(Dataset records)
--- Begin ---
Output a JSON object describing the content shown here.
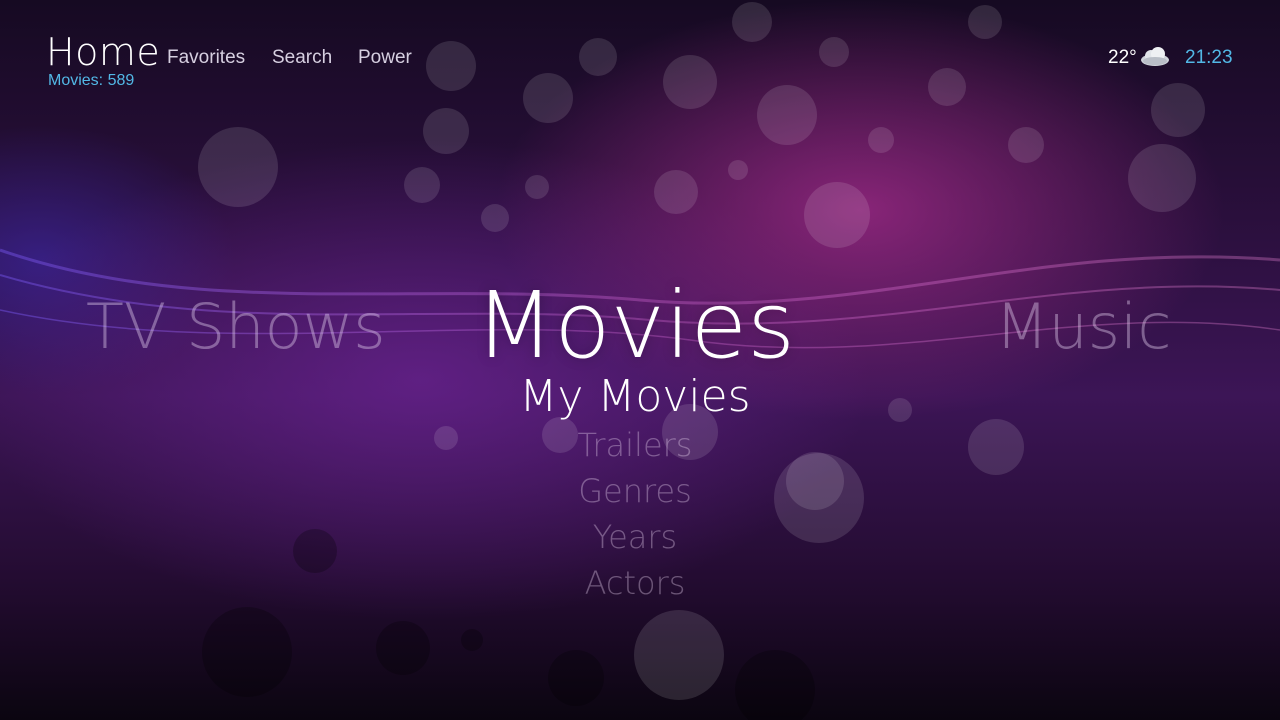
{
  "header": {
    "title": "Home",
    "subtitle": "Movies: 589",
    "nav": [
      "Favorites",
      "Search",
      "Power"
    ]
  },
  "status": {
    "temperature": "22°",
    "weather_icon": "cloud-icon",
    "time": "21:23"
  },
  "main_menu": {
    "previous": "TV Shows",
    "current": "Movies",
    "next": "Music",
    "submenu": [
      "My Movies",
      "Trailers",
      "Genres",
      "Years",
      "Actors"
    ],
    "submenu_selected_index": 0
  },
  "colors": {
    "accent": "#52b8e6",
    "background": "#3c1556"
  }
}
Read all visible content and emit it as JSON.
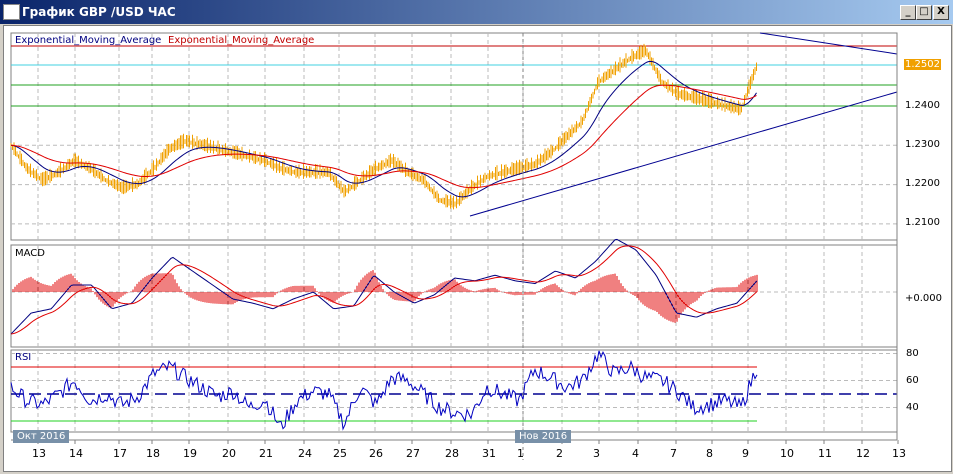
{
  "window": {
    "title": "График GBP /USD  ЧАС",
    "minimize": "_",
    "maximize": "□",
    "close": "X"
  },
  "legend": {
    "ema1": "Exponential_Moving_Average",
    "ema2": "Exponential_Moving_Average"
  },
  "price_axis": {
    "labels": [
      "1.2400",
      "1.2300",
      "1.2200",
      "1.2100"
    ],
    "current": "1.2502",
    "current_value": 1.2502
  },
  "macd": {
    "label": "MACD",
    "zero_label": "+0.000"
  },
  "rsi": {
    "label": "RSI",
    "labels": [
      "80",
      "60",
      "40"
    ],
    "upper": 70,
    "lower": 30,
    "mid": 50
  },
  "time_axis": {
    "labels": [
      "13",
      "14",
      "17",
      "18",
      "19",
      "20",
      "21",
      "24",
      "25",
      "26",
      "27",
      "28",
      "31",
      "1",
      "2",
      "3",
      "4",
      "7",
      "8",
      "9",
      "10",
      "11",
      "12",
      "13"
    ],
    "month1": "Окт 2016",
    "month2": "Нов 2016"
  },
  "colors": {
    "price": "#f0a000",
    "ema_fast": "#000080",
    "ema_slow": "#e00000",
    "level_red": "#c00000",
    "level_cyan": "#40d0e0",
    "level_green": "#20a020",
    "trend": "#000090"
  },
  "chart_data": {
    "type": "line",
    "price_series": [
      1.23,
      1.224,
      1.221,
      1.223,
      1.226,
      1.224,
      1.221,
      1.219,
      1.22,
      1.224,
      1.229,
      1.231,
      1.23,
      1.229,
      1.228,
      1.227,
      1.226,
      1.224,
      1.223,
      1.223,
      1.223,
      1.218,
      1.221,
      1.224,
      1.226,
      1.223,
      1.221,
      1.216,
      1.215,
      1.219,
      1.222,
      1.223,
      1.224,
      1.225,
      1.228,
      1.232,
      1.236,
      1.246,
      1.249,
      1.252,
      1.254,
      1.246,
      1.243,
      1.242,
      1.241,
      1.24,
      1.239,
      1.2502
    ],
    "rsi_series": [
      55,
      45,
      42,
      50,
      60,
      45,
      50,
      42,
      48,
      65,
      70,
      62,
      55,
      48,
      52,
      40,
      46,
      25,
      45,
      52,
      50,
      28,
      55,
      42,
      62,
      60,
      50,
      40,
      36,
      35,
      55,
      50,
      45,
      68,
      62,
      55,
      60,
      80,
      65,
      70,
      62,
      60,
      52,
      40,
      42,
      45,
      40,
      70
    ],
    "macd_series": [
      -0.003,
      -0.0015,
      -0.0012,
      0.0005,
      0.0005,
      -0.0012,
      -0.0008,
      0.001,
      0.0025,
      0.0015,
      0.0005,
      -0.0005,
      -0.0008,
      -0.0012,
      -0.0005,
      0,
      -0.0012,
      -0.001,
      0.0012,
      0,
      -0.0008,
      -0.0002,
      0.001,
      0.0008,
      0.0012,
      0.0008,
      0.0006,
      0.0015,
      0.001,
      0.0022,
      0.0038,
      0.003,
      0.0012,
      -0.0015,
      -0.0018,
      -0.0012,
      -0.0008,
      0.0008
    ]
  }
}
--- End ---
--- Begin ---
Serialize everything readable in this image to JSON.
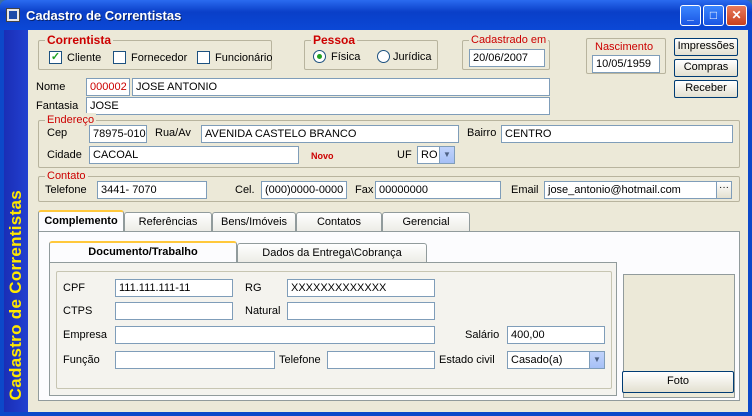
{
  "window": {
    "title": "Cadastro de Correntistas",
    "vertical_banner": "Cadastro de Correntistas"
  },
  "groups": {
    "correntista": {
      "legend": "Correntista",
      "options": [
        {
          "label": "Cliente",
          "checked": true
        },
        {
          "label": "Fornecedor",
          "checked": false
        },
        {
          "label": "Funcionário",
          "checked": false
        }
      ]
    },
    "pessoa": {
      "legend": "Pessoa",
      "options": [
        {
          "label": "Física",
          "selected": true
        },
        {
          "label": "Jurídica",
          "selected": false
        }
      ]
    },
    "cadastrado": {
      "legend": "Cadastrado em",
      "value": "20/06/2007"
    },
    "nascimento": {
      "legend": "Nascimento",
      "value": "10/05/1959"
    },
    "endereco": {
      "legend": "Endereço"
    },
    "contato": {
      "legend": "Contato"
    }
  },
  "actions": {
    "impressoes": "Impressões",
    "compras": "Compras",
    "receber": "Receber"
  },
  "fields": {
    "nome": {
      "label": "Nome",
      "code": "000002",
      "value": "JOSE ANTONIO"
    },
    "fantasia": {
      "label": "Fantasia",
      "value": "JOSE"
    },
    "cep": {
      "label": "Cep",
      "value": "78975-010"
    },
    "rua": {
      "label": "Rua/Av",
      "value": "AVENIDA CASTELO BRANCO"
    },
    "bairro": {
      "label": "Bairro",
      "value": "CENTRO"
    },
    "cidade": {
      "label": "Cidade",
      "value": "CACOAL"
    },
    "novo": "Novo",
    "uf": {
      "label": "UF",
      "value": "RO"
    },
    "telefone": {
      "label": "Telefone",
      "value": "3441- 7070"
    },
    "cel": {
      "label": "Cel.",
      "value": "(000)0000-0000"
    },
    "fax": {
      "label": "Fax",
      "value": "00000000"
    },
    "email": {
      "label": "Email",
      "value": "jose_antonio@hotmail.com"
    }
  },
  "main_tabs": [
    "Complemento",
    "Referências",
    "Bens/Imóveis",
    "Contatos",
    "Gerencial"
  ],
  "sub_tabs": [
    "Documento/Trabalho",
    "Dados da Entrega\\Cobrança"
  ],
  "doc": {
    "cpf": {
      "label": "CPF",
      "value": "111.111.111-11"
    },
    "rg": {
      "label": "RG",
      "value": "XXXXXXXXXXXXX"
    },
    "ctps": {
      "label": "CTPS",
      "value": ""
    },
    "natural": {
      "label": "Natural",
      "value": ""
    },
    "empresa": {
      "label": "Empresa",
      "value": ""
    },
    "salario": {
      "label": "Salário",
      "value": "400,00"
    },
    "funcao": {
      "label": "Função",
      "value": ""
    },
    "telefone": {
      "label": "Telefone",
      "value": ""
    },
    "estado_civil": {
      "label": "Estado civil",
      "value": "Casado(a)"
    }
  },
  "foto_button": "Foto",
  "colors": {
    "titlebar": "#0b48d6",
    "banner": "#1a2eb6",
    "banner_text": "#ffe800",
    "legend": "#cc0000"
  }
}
--- End ---
— Task requirements —
Locate the word "Cadastro" in the data above. Copy every line carrying it.

— Response to this exercise —
    "title": "Cadastro de Correntistas",
    "vertical_banner": "Cadastro de Correntistas"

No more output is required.